WHAT YOU WILL DO |
Rewrite every line of the records below as a numbered list, omitting any blank lines.

TASK DATA |

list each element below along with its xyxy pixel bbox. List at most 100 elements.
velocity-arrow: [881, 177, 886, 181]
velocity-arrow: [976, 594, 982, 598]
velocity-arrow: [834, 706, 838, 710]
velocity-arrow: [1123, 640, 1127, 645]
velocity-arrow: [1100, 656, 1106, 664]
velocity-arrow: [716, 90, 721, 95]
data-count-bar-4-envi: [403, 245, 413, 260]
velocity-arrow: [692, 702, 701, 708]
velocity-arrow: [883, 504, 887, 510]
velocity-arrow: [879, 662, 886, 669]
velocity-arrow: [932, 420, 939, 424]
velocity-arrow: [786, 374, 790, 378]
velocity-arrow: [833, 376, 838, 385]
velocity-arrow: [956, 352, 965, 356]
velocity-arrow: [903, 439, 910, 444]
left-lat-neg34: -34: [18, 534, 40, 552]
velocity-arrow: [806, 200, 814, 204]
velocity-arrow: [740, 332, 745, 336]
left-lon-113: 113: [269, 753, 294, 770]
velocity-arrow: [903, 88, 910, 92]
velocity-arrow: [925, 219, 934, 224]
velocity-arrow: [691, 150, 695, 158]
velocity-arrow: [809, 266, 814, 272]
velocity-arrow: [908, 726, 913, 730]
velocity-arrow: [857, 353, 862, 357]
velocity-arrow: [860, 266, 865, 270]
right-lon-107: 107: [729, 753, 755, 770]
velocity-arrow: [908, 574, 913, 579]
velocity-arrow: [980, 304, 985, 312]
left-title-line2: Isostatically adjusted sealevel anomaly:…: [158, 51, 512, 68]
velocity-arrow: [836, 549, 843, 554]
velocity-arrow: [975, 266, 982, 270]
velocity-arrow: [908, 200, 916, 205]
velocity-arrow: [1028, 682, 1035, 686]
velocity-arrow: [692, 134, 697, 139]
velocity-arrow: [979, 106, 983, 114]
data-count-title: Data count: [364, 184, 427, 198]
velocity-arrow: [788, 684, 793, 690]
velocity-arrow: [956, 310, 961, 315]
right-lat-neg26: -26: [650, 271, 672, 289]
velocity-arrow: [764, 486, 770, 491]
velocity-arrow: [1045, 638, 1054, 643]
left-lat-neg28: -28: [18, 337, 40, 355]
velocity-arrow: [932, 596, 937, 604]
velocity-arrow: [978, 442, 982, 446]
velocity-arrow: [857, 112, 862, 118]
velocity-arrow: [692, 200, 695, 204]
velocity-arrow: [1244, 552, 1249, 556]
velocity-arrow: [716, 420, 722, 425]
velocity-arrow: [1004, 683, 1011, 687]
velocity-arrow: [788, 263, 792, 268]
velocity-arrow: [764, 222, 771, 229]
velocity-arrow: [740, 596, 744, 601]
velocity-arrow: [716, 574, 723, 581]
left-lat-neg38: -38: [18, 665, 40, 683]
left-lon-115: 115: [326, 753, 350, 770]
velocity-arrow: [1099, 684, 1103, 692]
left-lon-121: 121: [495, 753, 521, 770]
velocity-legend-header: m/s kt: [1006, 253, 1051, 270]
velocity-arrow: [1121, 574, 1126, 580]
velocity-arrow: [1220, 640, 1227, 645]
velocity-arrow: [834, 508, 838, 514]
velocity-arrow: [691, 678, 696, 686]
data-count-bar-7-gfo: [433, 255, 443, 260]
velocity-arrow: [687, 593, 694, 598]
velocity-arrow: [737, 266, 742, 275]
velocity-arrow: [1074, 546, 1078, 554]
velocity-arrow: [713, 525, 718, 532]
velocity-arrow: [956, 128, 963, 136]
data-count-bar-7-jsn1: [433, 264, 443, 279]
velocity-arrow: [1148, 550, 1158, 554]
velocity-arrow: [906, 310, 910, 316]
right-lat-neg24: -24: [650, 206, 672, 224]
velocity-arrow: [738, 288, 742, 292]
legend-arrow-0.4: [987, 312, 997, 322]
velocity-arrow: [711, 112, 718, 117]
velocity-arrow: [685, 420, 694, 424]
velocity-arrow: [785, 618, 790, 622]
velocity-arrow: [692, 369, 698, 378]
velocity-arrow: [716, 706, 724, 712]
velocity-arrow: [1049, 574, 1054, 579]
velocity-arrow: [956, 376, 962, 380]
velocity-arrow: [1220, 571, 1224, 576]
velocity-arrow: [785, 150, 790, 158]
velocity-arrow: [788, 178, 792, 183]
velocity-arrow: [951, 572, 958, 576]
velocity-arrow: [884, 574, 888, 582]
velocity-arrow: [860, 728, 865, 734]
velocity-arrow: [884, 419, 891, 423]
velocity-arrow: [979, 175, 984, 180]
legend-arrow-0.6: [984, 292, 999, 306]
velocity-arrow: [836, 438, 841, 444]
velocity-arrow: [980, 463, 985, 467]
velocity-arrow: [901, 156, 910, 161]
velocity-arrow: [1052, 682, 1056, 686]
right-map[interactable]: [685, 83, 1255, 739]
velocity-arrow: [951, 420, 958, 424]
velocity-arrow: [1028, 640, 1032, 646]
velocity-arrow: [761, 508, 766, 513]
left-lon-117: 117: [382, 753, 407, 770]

THE SOLUTION |
1. list each element below along with its xyxy pixel bbox. List at most 100 elements.
2. velocity-arrow: [881, 177, 886, 181]
3. velocity-arrow: [976, 594, 982, 598]
4. velocity-arrow: [834, 706, 838, 710]
5. velocity-arrow: [1123, 640, 1127, 645]
6. velocity-arrow: [1100, 656, 1106, 664]
7. velocity-arrow: [716, 90, 721, 95]
8. data-count-bar-4-envi: [403, 245, 413, 260]
9. velocity-arrow: [692, 702, 701, 708]
10. velocity-arrow: [883, 504, 887, 510]
11. velocity-arrow: [879, 662, 886, 669]
12. velocity-arrow: [932, 420, 939, 424]
13. velocity-arrow: [786, 374, 790, 378]
14. velocity-arrow: [833, 376, 838, 385]
15. velocity-arrow: [956, 352, 965, 356]
16. velocity-arrow: [903, 439, 910, 444]
17. left-lat-neg34: -34: [18, 534, 40, 552]
18. velocity-arrow: [806, 200, 814, 204]
19. velocity-arrow: [740, 332, 745, 336]
20. left-lon-113: 113: [269, 753, 294, 770]
21. velocity-arrow: [903, 88, 910, 92]
22. velocity-arrow: [925, 219, 934, 224]
23. velocity-arrow: [691, 150, 695, 158]
24. velocity-arrow: [809, 266, 814, 272]
25. velocity-arrow: [908, 726, 913, 730]
26. velocity-arrow: [857, 353, 862, 357]
27. velocity-arrow: [860, 266, 865, 270]
28. right-lon-107: 107: [729, 753, 755, 770]
29. velocity-arrow: [908, 574, 913, 579]
30. velocity-arrow: [980, 304, 985, 312]
31. left-title-line2: Isostatically adjusted sealevel anomaly:…: [158, 51, 512, 68]
32. velocity-arrow: [836, 549, 843, 554]
33. velocity-arrow: [975, 266, 982, 270]
34. velocity-arrow: [908, 200, 916, 205]
35. velocity-arrow: [1028, 682, 1035, 686]
36. velocity-arrow: [692, 134, 697, 139]
37. velocity-arrow: [979, 106, 983, 114]
38. data-count-title: Data count: [364, 184, 427, 198]
39. velocity-arrow: [788, 684, 793, 690]
40. velocity-arrow: [956, 310, 961, 315]
41. right-lat-neg26: -26: [650, 271, 672, 289]
42. velocity-arrow: [764, 486, 770, 491]
43. velocity-arrow: [1045, 638, 1054, 643]
44. left-lat-neg28: -28: [18, 337, 40, 355]
45. velocity-arrow: [932, 596, 937, 604]
46. velocity-arrow: [978, 442, 982, 446]
47. velocity-arrow: [857, 112, 862, 118]
48. velocity-arrow: [692, 200, 695, 204]
49. velocity-arrow: [1244, 552, 1249, 556]
50. velocity-arrow: [716, 420, 722, 425]
51. velocity-arrow: [1004, 683, 1011, 687]
52. velocity-arrow: [788, 263, 792, 268]
53. velocity-arrow: [764, 222, 771, 229]
54. velocity-arrow: [740, 596, 744, 601]
55. velocity-arrow: [716, 574, 723, 581]
56. left-lat-neg38: -38: [18, 665, 40, 683]
57. left-lon-115: 115: [326, 753, 350, 770]
58. velocity-arrow: [1099, 684, 1103, 692]
59. left-lon-121: 121: [495, 753, 521, 770]
60. velocity-legend-header: m/s kt: [1006, 253, 1051, 270]
61. velocity-arrow: [1121, 574, 1126, 580]
62. velocity-arrow: [1220, 640, 1227, 645]
63. velocity-arrow: [834, 508, 838, 514]
64. velocity-arrow: [691, 678, 696, 686]
65. data-count-bar-7-gfo: [433, 255, 443, 260]
66. velocity-arrow: [687, 593, 694, 598]
67. velocity-arrow: [737, 266, 742, 275]
68. velocity-arrow: [1074, 546, 1078, 554]
69. velocity-arrow: [713, 525, 718, 532]
70. velocity-arrow: [956, 128, 963, 136]
71. data-count-bar-7-jsn1: [433, 264, 443, 279]
72. velocity-arrow: [1148, 550, 1158, 554]
73. velocity-arrow: [906, 310, 910, 316]
74. right-lat-neg24: -24: [650, 206, 672, 224]
75. velocity-arrow: [738, 288, 742, 292]
76. legend-arrow-0.4: [987, 312, 997, 322]
77. velocity-arrow: [711, 112, 718, 117]
78. velocity-arrow: [685, 420, 694, 424]
79. velocity-arrow: [785, 618, 790, 622]
80. velocity-arrow: [692, 369, 698, 378]
81. velocity-arrow: [716, 706, 724, 712]
82. velocity-arrow: [1049, 574, 1054, 579]
83. velocity-arrow: [956, 376, 962, 380]
84. velocity-arrow: [1220, 571, 1224, 576]
85. velocity-arrow: [785, 150, 790, 158]
86. velocity-arrow: [788, 178, 792, 183]
87. velocity-arrow: [951, 572, 958, 576]
88. velocity-arrow: [884, 574, 888, 582]
89. velocity-arrow: [860, 728, 865, 734]
90. velocity-arrow: [884, 419, 891, 423]
91. velocity-arrow: [979, 175, 984, 180]
92. legend-arrow-0.6: [984, 292, 999, 306]
93. velocity-arrow: [836, 438, 841, 444]
94. velocity-arrow: [980, 463, 985, 467]
95. velocity-arrow: [901, 156, 910, 161]
96. velocity-arrow: [1052, 682, 1056, 686]
97. right-map[interactable]: [685, 83, 1255, 739]
98. velocity-arrow: [951, 420, 958, 424]
99. velocity-arrow: [1028, 640, 1032, 646]
100. velocity-arrow: [761, 508, 766, 513]
101. left-lon-117: 117: [382, 753, 407, 770]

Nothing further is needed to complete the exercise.